#### WHAT THE TASK ASKS
Write out the whole listing, matching it exactly.

#### INPUT ROWS
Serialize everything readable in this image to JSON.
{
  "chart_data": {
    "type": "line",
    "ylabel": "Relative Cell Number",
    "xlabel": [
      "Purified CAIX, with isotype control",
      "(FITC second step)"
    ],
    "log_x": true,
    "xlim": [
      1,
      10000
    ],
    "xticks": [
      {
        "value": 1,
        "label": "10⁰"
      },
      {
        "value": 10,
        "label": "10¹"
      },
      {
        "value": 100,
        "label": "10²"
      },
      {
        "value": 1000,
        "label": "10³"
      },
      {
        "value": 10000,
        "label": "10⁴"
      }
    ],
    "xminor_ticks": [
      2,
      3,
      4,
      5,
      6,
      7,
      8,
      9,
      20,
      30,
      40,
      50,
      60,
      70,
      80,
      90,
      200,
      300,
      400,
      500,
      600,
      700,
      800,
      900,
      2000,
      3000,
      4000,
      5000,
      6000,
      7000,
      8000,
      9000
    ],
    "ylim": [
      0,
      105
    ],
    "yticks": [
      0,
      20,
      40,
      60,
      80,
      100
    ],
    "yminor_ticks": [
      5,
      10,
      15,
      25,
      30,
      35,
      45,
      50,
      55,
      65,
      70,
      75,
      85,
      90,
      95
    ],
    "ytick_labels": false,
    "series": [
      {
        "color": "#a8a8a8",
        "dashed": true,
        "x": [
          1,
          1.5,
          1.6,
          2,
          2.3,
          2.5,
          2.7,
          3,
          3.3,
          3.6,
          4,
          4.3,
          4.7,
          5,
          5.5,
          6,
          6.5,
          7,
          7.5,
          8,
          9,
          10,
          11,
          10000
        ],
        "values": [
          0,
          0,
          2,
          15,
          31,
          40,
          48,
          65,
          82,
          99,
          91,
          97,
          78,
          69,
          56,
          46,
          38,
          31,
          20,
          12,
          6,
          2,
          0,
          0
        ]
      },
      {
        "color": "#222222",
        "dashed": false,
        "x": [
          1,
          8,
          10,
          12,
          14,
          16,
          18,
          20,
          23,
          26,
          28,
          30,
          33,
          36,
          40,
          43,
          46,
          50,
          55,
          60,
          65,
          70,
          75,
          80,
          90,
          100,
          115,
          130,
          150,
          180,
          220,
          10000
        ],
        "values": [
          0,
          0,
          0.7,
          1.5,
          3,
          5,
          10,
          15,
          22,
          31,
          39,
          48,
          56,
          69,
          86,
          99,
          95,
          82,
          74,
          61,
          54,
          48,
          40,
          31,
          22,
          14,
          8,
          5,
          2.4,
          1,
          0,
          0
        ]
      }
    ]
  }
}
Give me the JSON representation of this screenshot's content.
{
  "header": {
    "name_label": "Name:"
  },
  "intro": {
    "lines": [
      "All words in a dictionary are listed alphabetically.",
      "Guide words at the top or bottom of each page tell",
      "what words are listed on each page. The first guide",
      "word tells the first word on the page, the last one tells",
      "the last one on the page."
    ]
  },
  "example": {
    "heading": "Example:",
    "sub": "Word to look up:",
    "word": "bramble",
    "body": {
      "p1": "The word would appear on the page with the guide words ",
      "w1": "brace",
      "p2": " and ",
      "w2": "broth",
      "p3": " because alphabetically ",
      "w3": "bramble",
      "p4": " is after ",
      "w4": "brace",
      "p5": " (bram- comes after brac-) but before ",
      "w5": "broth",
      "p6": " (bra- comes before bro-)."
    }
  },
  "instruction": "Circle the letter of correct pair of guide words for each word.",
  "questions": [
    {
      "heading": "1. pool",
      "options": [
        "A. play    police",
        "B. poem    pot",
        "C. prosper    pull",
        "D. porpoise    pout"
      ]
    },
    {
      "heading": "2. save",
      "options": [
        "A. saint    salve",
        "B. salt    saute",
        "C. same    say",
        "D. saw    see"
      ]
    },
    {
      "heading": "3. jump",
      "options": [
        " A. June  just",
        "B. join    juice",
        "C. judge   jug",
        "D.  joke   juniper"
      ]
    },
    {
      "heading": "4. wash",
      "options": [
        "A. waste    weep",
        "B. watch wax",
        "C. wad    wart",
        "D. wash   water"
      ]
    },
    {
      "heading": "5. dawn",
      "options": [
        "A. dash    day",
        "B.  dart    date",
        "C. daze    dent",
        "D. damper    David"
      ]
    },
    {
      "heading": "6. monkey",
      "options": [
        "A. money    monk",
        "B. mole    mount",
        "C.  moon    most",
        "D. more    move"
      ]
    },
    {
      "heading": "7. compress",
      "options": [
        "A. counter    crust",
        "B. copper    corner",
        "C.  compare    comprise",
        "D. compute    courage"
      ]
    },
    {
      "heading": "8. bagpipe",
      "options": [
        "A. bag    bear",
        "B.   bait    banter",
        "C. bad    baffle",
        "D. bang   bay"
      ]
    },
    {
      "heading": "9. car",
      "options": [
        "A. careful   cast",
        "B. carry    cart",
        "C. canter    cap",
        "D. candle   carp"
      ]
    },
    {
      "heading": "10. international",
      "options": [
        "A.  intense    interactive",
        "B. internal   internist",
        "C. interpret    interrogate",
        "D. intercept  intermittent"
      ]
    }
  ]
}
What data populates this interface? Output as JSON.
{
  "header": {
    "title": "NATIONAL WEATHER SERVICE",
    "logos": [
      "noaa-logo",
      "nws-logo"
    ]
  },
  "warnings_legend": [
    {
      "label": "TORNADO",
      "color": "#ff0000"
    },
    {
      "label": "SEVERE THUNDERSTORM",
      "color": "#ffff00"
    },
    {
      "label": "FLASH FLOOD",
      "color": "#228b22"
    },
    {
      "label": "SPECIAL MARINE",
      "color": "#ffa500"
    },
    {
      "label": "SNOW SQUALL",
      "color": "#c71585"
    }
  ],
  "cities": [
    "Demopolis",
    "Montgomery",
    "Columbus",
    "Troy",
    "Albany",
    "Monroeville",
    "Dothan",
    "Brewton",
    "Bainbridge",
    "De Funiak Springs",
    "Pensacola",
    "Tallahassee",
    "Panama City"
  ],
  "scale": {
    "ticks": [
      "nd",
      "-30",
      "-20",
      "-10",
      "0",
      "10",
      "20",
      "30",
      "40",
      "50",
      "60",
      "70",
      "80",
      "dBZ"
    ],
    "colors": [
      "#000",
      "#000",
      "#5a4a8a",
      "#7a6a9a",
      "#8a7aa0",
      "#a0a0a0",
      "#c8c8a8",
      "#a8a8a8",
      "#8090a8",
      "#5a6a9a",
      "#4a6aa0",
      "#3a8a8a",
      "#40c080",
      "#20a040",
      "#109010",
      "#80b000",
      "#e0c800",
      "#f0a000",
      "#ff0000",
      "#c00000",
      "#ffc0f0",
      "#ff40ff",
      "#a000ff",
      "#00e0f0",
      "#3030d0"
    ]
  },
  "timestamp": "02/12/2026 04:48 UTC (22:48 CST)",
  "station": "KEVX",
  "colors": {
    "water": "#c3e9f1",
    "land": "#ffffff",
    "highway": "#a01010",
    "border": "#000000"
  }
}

#### RESPONSE TO THE EXERCISE
Serialize everything readable in this image to JSON.
{
  "chart_data": {
    "type": "line",
    "ylabel": "Relative Cell Number",
    "xlabel": [
      "Purified CAIX, with isotype control",
      "(FITC second step)"
    ],
    "log_x": true,
    "xlim": [
      1,
      10000
    ],
    "xticks": [
      {
        "value": 1,
        "label": "10⁰"
      },
      {
        "value": 10,
        "label": "10¹"
      },
      {
        "value": 100,
        "label": "10²"
      },
      {
        "value": 1000,
        "label": "10³"
      },
      {
        "value": 10000,
        "label": "10⁴"
      }
    ],
    "xminor_ticks": [
      2,
      3,
      4,
      5,
      6,
      7,
      8,
      9,
      20,
      30,
      40,
      50,
      60,
      70,
      80,
      90,
      200,
      300,
      400,
      500,
      600,
      700,
      800,
      900,
      2000,
      3000,
      4000,
      5000,
      6000,
      7000,
      8000,
      9000
    ],
    "ylim": [
      0,
      105
    ],
    "yticks": [
      0,
      20,
      40,
      60,
      80,
      100
    ],
    "yminor_ticks": [
      5,
      10,
      15,
      25,
      30,
      35,
      45,
      50,
      55,
      65,
      70,
      75,
      85,
      90,
      95
    ],
    "ytick_labels": false,
    "series": [
      {
        "color": "#a8a8a8",
        "dashed": true,
        "x": [
          1,
          1.5,
          1.6,
          2,
          2.3,
          2.5,
          2.7,
          3,
          3.3,
          3.6,
          4,
          4.3,
          4.7,
          5,
          5.5,
          6,
          6.5,
          7,
          7.5,
          8,
          9,
          10,
          11,
          10000
        ],
        "values": [
          0,
          0,
          2,
          15,
          31,
          40,
          48,
          65,
          82,
          99,
          91,
          97,
          78,
          69,
          56,
          46,
          38,
          31,
          20,
          12,
          6,
          2,
          0,
          0
        ]
      },
      {
        "color": "#222222",
        "dashed": false,
        "x": [
          1,
          8,
          10,
          12,
          14,
          16,
          18,
          20,
          23,
          26,
          28,
          30,
          33,
          36,
          40,
          43,
          46,
          50,
          55,
          60,
          65,
          70,
          75,
          80,
          90,
          100,
          115,
          130,
          150,
          180,
          220,
          10000
        ],
        "values": [
          0,
          0,
          0.7,
          1.5,
          3,
          5,
          10,
          15,
          22,
          31,
          39,
          48,
          56,
          69,
          86,
          99,
          95,
          82,
          74,
          61,
          54,
          48,
          40,
          31,
          22,
          14,
          8,
          5,
          2.4,
          1,
          0,
          0
        ]
      }
    ]
  }
}
Give me the JSON representation of this screenshot's content.
{
  "header": {
    "name_label": "Name:"
  },
  "intro": {
    "lines": [
      "All words in a dictionary are listed alphabetically.",
      "Guide words at the top or bottom of each page tell",
      "what words are listed on each page. The first guide",
      "word tells the first word on the page, the last one tells",
      "the last one on the page."
    ]
  },
  "example": {
    "heading": "Example:",
    "sub": "Word to look up:",
    "word": "bramble",
    "body": {
      "p1": "The word would appear on the page with the guide words ",
      "w1": "brace",
      "p2": " and ",
      "w2": "broth",
      "p3": " because alphabetically ",
      "w3": "bramble",
      "p4": " is after ",
      "w4": "brace",
      "p5": " (bram- comes after brac-) but before ",
      "w5": "broth",
      "p6": " (bra- comes before bro-)."
    }
  },
  "instruction": "Circle the letter of correct pair of guide words for each word.",
  "questions": [
    {
      "heading": "1. pool",
      "options": [
        "A. play    police",
        "B. poem    pot",
        "C. prosper    pull",
        "D. porpoise    pout"
      ]
    },
    {
      "heading": "2. save",
      "options": [
        "A. saint    salve",
        "B. salt    saute",
        "C. same    say",
        "D. saw    see"
      ]
    },
    {
      "heading": "3. jump",
      "options": [
        " A. June  just",
        "B. join    juice",
        "C. judge   jug",
        "D.  joke   juniper"
      ]
    },
    {
      "heading": "4. wash",
      "options": [
        "A. waste    weep",
        "B. watch wax",
        "C. wad    wart",
        "D. wash   water"
      ]
    },
    {
      "heading": "5. dawn",
      "options": [
        "A. dash    day",
        "B.  dart    date",
        "C. daze    dent",
        "D. damper    David"
      ]
    },
    {
      "heading": "6. monkey",
      "options": [
        "A. money    monk",
        "B. mole    mount",
        "C.  moon    most",
        "D. more    move"
      ]
    },
    {
      "heading": "7. compress",
      "options": [
        "A. counter    crust",
        "B. copper    corner",
        "C.  compare    comprise",
        "D. compute    courage"
      ]
    },
    {
      "heading": "8. bagpipe",
      "options": [
        "A. bag    bear",
        "B.   bait    banter",
        "C. bad    baffle",
        "D. bang   bay"
      ]
    },
    {
      "heading": "9. car",
      "options": [
        "A. careful   cast",
        "B. carry    cart",
        "C. canter    cap",
        "D. candle   carp"
      ]
    },
    {
      "heading": "10. international",
      "options": [
        "A.  intense    interactive",
        "B. internal   internist",
        "C. interpret    interrogate",
        "D. intercept  intermittent"
      ]
    }
  ]
}
What data populates this interface? Output as JSON.
{
  "header": {
    "title": "NATIONAL WEATHER SERVICE",
    "logos": [
      "noaa-logo",
      "nws-logo"
    ]
  },
  "warnings_legend": [
    {
      "label": "TORNADO",
      "color": "#ff0000"
    },
    {
      "label": "SEVERE THUNDERSTORM",
      "color": "#ffff00"
    },
    {
      "label": "FLASH FLOOD",
      "color": "#228b22"
    },
    {
      "label": "SPECIAL MARINE",
      "color": "#ffa500"
    },
    {
      "label": "SNOW SQUALL",
      "color": "#c71585"
    }
  ],
  "cities": [
    "Demopolis",
    "Montgomery",
    "Columbus",
    "Troy",
    "Albany",
    "Monroeville",
    "Dothan",
    "Brewton",
    "Bainbridge",
    "De Funiak Springs",
    "Pensacola",
    "Tallahassee",
    "Panama City"
  ],
  "scale": {
    "ticks": [
      "nd",
      "-30",
      "-20",
      "-10",
      "0",
      "10",
      "20",
      "30",
      "40",
      "50",
      "60",
      "70",
      "80",
      "dBZ"
    ],
    "colors": [
      "#000",
      "#000",
      "#5a4a8a",
      "#7a6a9a",
      "#8a7aa0",
      "#a0a0a0",
      "#c8c8a8",
      "#a8a8a8",
      "#8090a8",
      "#5a6a9a",
      "#4a6aa0",
      "#3a8a8a",
      "#40c080",
      "#20a040",
      "#109010",
      "#80b000",
      "#e0c800",
      "#f0a000",
      "#ff0000",
      "#c00000",
      "#ffc0f0",
      "#ff40ff",
      "#a000ff",
      "#00e0f0",
      "#3030d0"
    ]
  },
  "timestamp": "02/12/2026 04:48 UTC (22:48 CST)",
  "station": "KEVX",
  "colors": {
    "water": "#c3e9f1",
    "land": "#ffffff",
    "highway": "#a01010",
    "border": "#000000"
  }
}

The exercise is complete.